He received Columbia College's John Jay Award in 1981 for distinguished professional achievement, the American Jewish Committee's Human Relations Award in 1982, the National Conference of Christians and Jews Humanitarian Award in 1983, and Pioneer Of The Year Award in 1984 from the Motion Picture Pioneers, as well as the rank of Chevalier of the Ordre des Arts et des Lettres in 1984 bestowed by the French government.

In 1987, he received the DeWitt Carter Reddick Award at the University of Texas in Austin, and in 1989 he was named a Lifetime Honorary Member of the Directors Guild of America for his decades of service on the DGA-AMPTP Creative Rights Committee. He received the AIDS Project Los Angeles Commitment to Life Award in 1991, the Medal of Honor from the American Academy of Achievement in 1994 and the GLAAD Media Award in 1996.

▸ Complete the following:
1. Recast the paragraph of the awards excerpt that begins "In 1987, he received" as a brief list of its honors by year.
2. Continue the awards excerpt, starting after its final sentence.
The rows placed after this awards excerpt are not required for any of the work here.

▸ Data records:

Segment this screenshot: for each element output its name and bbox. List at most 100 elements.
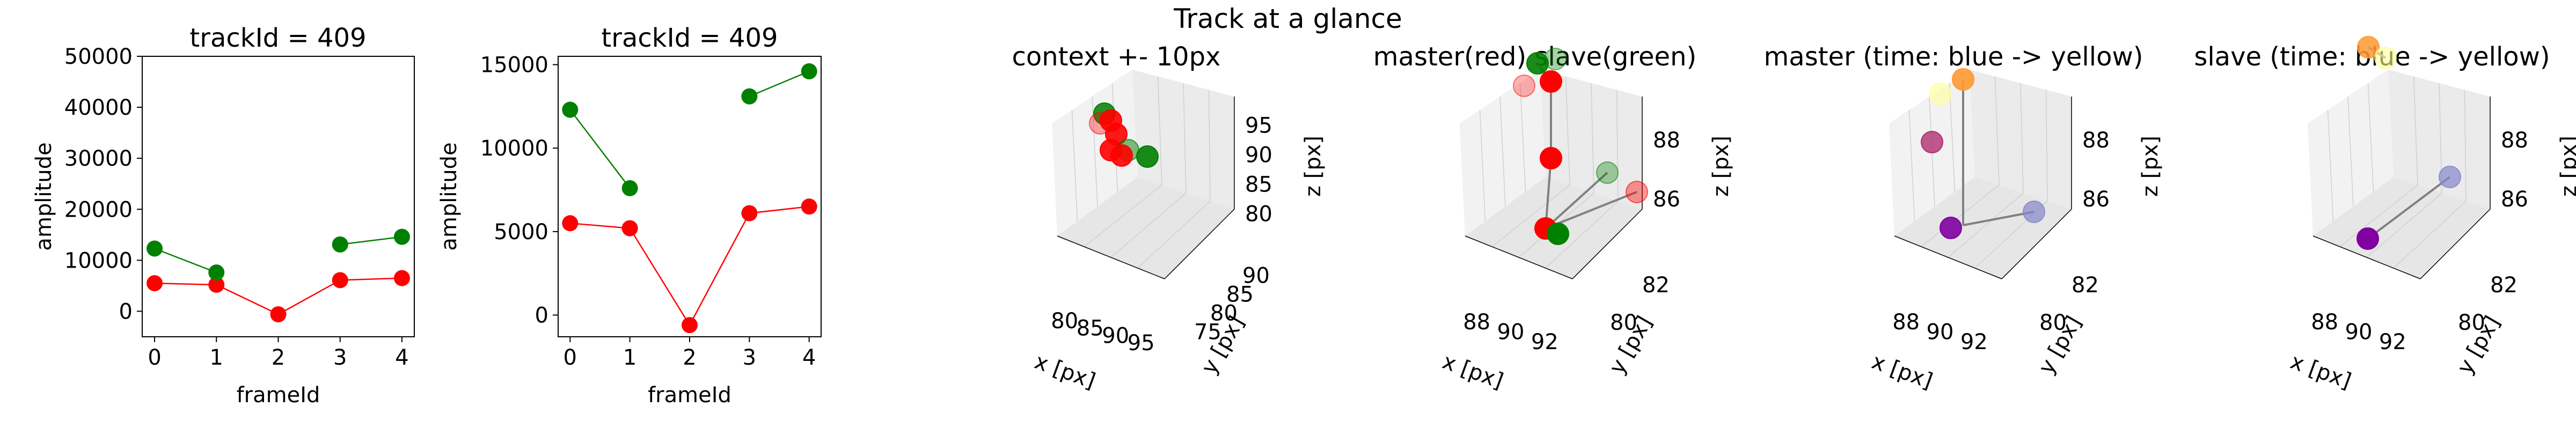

---

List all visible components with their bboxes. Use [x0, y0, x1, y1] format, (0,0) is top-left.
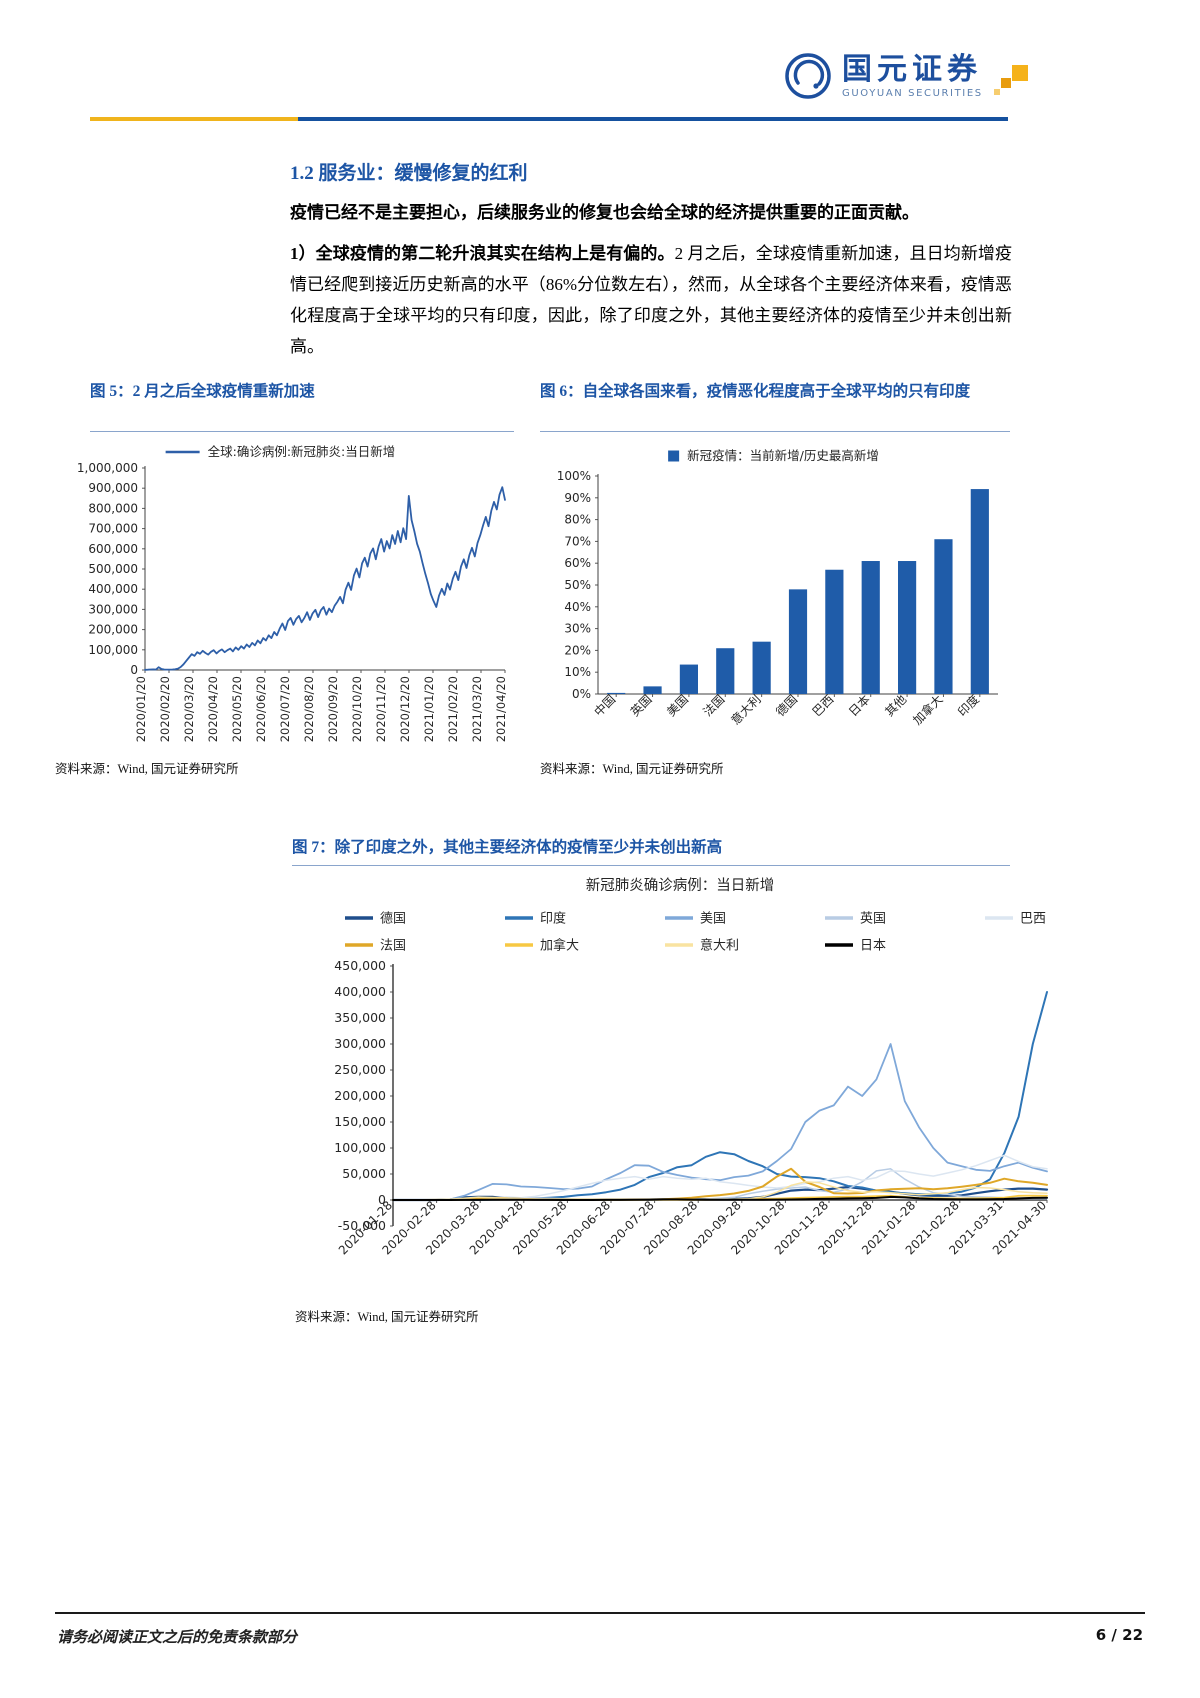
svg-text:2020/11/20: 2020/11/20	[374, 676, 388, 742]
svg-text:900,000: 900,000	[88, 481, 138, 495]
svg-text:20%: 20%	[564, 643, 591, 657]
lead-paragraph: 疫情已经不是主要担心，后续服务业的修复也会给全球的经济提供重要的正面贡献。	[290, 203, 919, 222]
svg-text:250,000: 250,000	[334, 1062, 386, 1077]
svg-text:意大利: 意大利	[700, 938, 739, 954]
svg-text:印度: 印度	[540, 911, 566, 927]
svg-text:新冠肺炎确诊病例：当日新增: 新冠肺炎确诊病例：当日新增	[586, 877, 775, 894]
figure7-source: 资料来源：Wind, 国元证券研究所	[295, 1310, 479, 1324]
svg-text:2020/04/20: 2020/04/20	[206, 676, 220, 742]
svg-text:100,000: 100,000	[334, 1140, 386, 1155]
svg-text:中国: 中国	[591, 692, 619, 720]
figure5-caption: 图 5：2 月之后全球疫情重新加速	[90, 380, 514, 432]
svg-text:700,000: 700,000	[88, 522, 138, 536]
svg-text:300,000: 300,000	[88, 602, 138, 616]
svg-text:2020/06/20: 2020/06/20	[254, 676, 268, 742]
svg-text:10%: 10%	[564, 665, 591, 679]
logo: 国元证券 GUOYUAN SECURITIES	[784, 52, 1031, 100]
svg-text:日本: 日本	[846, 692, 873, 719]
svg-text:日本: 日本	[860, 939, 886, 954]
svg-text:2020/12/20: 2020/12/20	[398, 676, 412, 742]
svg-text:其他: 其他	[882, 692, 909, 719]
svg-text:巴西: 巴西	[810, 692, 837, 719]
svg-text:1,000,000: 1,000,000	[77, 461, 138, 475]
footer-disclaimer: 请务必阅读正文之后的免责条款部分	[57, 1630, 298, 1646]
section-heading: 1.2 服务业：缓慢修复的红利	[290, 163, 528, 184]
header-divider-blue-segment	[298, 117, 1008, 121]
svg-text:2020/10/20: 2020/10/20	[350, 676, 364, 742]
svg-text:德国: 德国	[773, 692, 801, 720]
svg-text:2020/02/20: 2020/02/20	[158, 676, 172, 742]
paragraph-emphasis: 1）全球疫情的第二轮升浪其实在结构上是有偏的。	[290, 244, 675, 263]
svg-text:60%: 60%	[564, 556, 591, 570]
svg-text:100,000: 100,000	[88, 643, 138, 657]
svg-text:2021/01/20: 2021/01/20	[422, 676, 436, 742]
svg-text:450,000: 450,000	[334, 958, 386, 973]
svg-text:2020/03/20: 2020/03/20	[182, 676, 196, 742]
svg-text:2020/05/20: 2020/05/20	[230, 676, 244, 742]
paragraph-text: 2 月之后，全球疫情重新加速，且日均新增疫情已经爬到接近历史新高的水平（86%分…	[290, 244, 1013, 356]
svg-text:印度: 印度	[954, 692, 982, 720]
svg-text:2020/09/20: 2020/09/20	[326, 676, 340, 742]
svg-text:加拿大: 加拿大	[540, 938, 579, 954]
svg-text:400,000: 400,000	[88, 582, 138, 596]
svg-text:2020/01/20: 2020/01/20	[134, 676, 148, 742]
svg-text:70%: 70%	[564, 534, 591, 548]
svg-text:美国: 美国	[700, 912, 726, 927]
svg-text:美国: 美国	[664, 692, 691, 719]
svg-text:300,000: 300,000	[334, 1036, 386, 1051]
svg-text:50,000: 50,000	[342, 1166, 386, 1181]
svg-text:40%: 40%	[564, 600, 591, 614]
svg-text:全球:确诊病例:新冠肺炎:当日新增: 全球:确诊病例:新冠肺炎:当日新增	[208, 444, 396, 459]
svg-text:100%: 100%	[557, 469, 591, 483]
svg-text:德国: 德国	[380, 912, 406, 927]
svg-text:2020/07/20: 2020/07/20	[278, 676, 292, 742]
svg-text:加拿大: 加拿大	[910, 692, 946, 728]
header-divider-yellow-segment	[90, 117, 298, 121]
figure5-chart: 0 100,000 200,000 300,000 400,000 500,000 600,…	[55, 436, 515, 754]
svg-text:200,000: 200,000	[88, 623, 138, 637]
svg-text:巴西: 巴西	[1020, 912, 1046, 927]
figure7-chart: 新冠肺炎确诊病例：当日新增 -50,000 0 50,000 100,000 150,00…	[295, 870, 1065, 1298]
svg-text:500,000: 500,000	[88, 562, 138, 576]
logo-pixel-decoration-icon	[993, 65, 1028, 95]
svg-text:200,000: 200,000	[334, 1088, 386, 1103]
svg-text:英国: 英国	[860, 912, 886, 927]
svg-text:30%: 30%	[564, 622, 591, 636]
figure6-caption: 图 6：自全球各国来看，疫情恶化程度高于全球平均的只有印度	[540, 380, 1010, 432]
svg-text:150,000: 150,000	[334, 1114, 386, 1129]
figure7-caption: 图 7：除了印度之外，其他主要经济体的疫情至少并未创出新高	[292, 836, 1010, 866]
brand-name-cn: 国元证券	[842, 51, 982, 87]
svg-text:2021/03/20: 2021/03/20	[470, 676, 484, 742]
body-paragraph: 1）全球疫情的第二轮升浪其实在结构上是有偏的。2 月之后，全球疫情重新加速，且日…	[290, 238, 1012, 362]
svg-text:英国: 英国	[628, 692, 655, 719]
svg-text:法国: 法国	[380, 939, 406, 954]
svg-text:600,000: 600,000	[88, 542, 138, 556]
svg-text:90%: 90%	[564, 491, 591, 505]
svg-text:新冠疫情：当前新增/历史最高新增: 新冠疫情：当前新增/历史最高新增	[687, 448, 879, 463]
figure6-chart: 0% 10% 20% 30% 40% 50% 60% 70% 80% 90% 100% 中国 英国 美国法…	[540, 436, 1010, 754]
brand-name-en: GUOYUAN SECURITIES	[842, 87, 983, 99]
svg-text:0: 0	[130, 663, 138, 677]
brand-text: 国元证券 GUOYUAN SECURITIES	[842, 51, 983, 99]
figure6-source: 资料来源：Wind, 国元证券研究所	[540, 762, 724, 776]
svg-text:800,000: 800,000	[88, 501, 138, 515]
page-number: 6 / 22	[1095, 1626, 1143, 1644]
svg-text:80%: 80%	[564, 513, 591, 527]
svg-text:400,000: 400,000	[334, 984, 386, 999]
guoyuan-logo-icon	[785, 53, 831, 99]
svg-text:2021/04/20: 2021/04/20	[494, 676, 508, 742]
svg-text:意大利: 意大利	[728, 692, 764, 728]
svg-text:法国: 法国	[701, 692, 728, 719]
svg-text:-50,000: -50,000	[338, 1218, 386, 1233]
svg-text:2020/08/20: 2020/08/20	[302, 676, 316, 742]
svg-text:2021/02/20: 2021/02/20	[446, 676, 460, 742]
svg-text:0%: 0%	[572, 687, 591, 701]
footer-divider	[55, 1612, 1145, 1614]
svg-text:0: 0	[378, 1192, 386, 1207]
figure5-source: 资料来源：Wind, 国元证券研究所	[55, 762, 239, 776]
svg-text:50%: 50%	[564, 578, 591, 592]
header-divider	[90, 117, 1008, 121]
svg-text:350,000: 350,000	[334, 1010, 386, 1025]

▸ Expected answers:
1.
- 1987: DeWitt Carter Reddick Award, University of Texas in Austin
- 1989: Lifetime Honorary Member of the Directors Guild of America, for decades of service on the DGA-AMPTP Creative Rights Committee
- 1991: AIDS Project Los Angeles Commitment to Life Award
- 1994: Medal of Honor, American Academy of Achievement
- 1996: GLAAD Media Award

2.
Sheinberg and his wife jointly received the 1995 Simon Wiesenthal Center's Humanitarian Award. In 2008, he received the Mike Farrell Human Rights Award from Death Penalty Focus.

Sheinberg Place (a street on the Universal Studios lot in Los Angeles), was dedicated in his honor February 4, 2008, at a ceremony honoring the former studio chief. David Geffen, Jeffrey Katzenberg and Steven Spielberg were among those attending.

==Personal life==
Sheinberg married actress Lorraine Gary in 1956. Together, they had two sons, William and Jonathan, with whom he co-founded The Bubble Factory in 1995.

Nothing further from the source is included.